● **Descrição do exercício**
Por favor, escreva a continuação do texto sobre mineração em terras indígenas a partir da última frase apresentada.

● **Texto de leitura**
▽
Segundo a Constituição Federal, a pesquisa e a lavra de bens minerais nos territórios indígenas ficam condicionados à autorização do Congresso Nacional. Além disso, é necessário ouvir as comunidades afetadas, sendo assegurada sua participação nos resultados da lavra.
“A Constituição não proíbe, apenas exige uma regulamentação adequada observando aspectos socioambientais e econômicos. Porém, como essa regulamentação nunca foi feita, na prática a ANM rechaça todos os pedidos apresentados, e o país fica sem saber o que existe nessas áreas”, esclarece.
Possibilidades além das terras indígenas
Cisnea Menezes Basílio, geóloga e indígena Desana, da região do Alto Rio Negro, ressalta que os povos originários estabelecem uma relação diferente com a geodiversidade. Ela cita os exemplos de Equador e Colômbia, que consideram a Amazônia um sujeito de direito, e defende que o processo considere não apenas o potencial mineral, mas também respeite os interesses, a cultura e os direitos de quem vive e depende desses territórios.
“Entendo a necessidade de se buscar minerais estratégicos para desenvolver economia. Contudo, as mineradoras já desenvolvem pesquisa em outras áreas onde o Sistema Geológico Brasileiro (SGB) identificou potencial e não estão territórios indígenas. Temos também os remineralizadores, capazes de fornecer recursos para além das jazidas. Ou seja, existem possibilidades que não envolvem explorar os minerais em nossas terras”, argumenta.
A representante do Ministério dos Povos Indígenas (MPI), Melissa Volpato Curi, também questiona se não há recursos minerais fora das terras indígenas em quantidade suficiente para atender às necessidades do país. “Esses territórios cumprem um serviço ambiental para toda a humanidade. Precisamos analisar qual a essencialidade das pedras preciosas para o desenvolvimento da sociedade moderna, pois elas estão associadas à invasão do garimpo ilegal com todos os diversos problemas associados. O que o diamante promove além de um desenvolvimento econômico imediatista de um recurso finito?”
Conciliar interesses
Ainda de acordo com a Carta Magna, os bens minerais existentes no território nacional são propriedade da União, incluindo os localizados nas terras indígenas. Por outro lado, a Constituição também determina que compete à União proteger os bens e demarcar as terras tradicionalmente ocupadas pelos povos originários.
Para Julevania Alves Olegário, diretora do Departamento de Desenvolvimento Sustentável na Mineração do Ministério de Minas e Energia (MME), a mineração tem caráter de interesse nacional, pois para preservar a soberania do Brasil é preciso saber o que existe como recurso natural. “Temos conhecimento geológico defasado em boa parte do Brasil. No caso da Amazônia, onde está a maior parte dos povos indígenas, são grandes as lacunas”, constata.
△
● **Linhas de dados**
▽
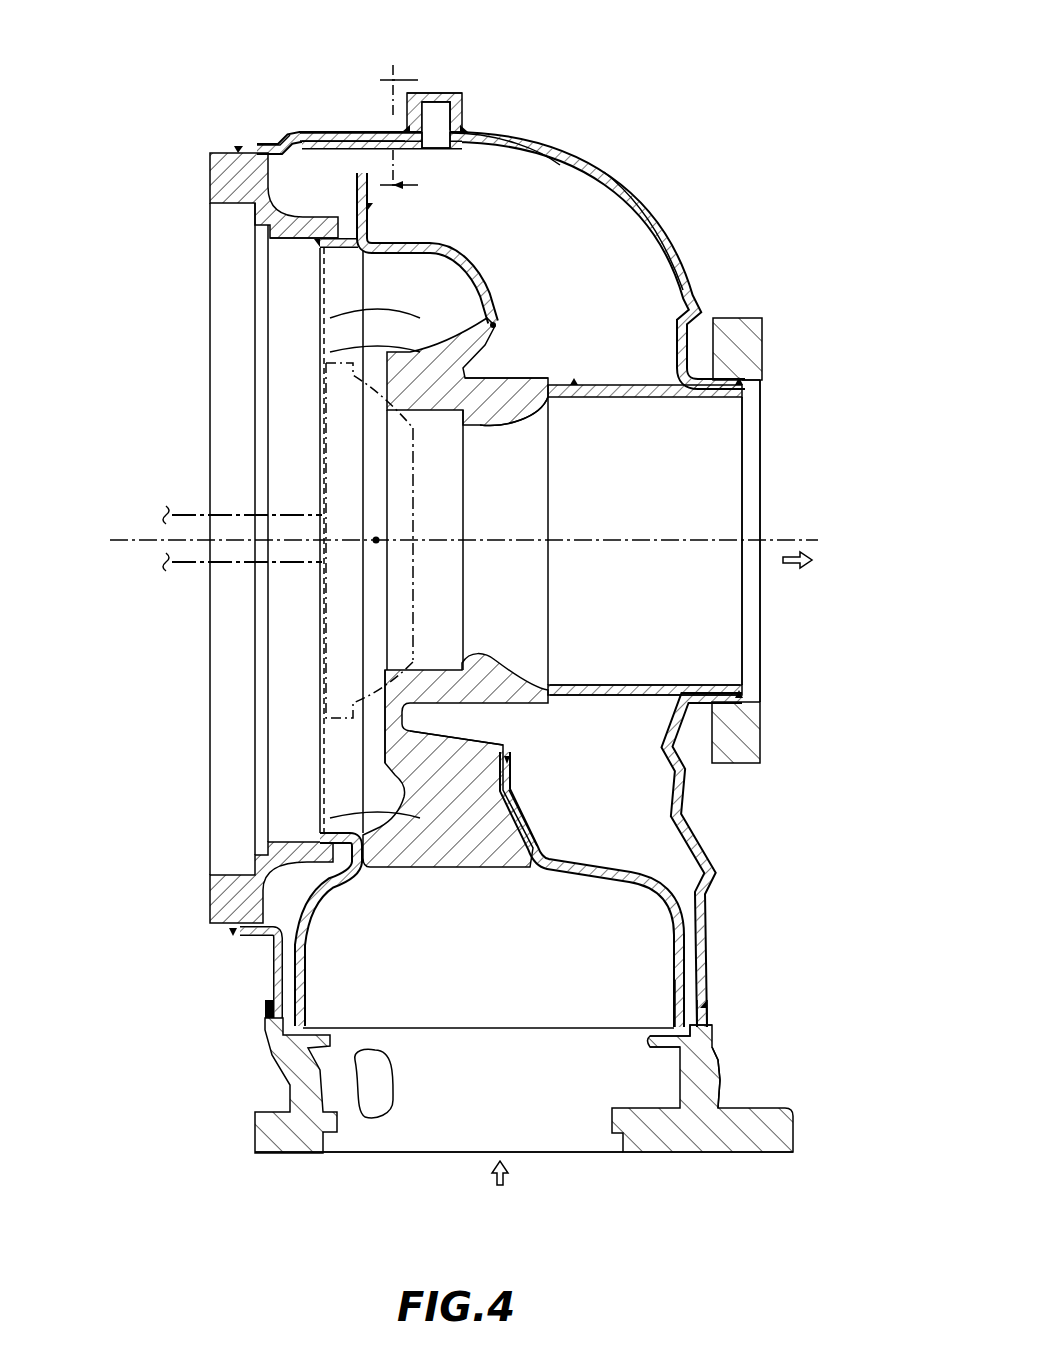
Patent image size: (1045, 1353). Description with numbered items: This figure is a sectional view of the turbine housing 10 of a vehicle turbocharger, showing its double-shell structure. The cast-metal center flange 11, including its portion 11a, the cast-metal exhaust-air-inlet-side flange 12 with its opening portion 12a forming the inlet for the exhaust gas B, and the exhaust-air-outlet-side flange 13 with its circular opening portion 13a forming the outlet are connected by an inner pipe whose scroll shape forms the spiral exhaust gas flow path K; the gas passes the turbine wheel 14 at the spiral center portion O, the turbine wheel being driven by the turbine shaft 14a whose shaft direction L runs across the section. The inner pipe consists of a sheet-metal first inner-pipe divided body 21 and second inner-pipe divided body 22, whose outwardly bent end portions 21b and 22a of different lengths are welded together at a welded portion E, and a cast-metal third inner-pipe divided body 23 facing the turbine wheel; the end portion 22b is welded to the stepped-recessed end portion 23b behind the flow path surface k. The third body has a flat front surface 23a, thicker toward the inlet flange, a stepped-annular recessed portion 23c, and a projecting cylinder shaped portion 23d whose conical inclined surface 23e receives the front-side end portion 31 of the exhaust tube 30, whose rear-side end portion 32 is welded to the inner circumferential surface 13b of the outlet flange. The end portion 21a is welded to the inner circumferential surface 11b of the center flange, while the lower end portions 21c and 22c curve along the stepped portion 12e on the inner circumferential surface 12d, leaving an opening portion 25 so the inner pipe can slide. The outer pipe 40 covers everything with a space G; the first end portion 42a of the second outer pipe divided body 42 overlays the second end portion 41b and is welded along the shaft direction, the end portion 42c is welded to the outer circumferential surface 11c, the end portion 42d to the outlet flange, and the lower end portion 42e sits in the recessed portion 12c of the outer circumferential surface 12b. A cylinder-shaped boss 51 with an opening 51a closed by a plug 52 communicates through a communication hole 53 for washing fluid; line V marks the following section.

The turbine housing 10 is at (575, 112).
The center flange 11 is at (209, 178).
The cylindrical portion of housing 11a is at (209, 735).
The inner circumferential surface 11b is at (266, 238).
The outer circumferential surface 11c is at (225, 153).
The exhaust-air-inlet-side flange 12 is at (703, 1155).
The opening portion 12a is at (415, 1153).
The outer circumferential surface 12b is at (722, 1065).
The recessed portion 12c is at (712, 1043).
The inner circumferential surface 12d is at (700, 1050).
The stepped portion 12e is at (655, 1050).
The exhaust-air-outlet-side flange 13 is at (765, 342).
The opening portion 13a is at (752, 475).
The inner circumferential surface 13b is at (755, 388).
The turbine wheel 14 is at (416, 500).
The turbine shaft 14a is at (240, 565).
The first inner-pipe divided body 21 is at (325, 900).
The front-circumferential-edge-side end portion 21a is at (318, 248).
The rear-circumferential-edge-side end portion 21b is at (357, 215).
The lower end portion 21c is at (273, 1000).
The second inner-pipe divided body 22 is at (472, 262).
The front-circumferential-edge-side end portion 22a is at (385, 240).
The rear-circumferential-edge-side end portion 22b is at (512, 790).
The lower end portion 22c is at (684, 985).
The third inner-pipe divided body 23 is at (478, 870).
The front surface 23a is at (383, 700).
The end portion 23b is at (510, 765).
The recessed portion 23c is at (410, 425).
The cylinder shaped portion 23d is at (520, 378).
The inclined surface 23e is at (520, 425).
The opening portion 25 is at (268, 1040).
The exhaust tube 30 is at (630, 700).
The front-side end portion 31 is at (556, 684).
The rear-side end portion 32 is at (708, 684).
The outer pipe 40 is at (340, 132).
The second end portion 41b is at (335, 136).
The second outer pipe divided body 42 is at (708, 895).
The first end portion 42a is at (385, 134).
The front-circumferential-edge-side end portion 42c is at (270, 146).
The rear-circumferential-edge side end portion 42d is at (735, 340).
The lower end portion 42e is at (708, 1010).
The cylinder-shaped boss 51 is at (470, 108).
The opening 51a is at (448, 96).
The plug 52 is at (443, 110).
The communication hole 53 is at (440, 150).
The welded portion E is at (712, 1003).
The space G is at (650, 255).
The exhaust gas flow path K is at (330, 318).
The flow path surface k is at (330, 818).
The shaft direction L is at (117, 538).
The spiral center portion O is at (376, 545).
The line V- V is at (412, 124).
The exhaust gas B is at (538, 1188).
△
● **O resultado**
Esse trabalho de mapeamento é executado pelo SGB, representado no debate por Lúcia Travassos da Rosa Costa, assessora da Diretoria de Geologia e Recursos Minerais da instituição. Ela esclarece que o serviço geológico não realiza pesquisas em terras indígenas desde 1994, exceto quando esse estudo é solicitado pelos próprios povos que demonstram interesse em saber o potencial mineral da área que ocupam.
“Ainda temos baixo conhecimento geológico para afirmar com segurança o potencial de determinada área no caso das terras indígenas. Mas o objetivo do mapeamento não é apenas a exploração econômica. É uma esfera de conhecimento fundamental para a gestão do território nacional, contribuindo para a descoberta de aquíferos, para entender riscos geológicos, subsidiar estudos sobre geodiversidade”, argumenta.
Fernando Azevedo e Silva, vice-presidente do Instituto Brasileiro de Mineração (Ibram), defende que a regulamentação do tema deve ser amplamente debatida pelos próprios povos indígenas e pelo parlamento brasileiro. Contudo, ele destaca que a maioria dos levantamentos geológicos sobre essas áreas foi realizada nas décadas de 1970 e 1980, portanto antes das demarcações.
“A SGB constatou 799 ocorrências minerais em territórios indígenas, e a reserva de potássio no Amazonas é estimada como uma das maiores do planeta. Mas os dados mais recentes foram coletados por aeronaves e satélites e precisam ser confirmados por trabalhos de campo em uma escala adequada”, diz.
Diálogo amplo e permanente
Na visão de Cislene, que também é representante da Articulação dos Povos Indígenas do Brasil (PIB), o prazo de 180 dias estabelecido pelo Grupo de Trabalho do Senado para discutir a mineração em terras indígenas é muito pequeno para articular e mobilizar todos os interessados. “Somos 391 povos indígenas no Brasil. Quem está representando todos eles?” pergunta.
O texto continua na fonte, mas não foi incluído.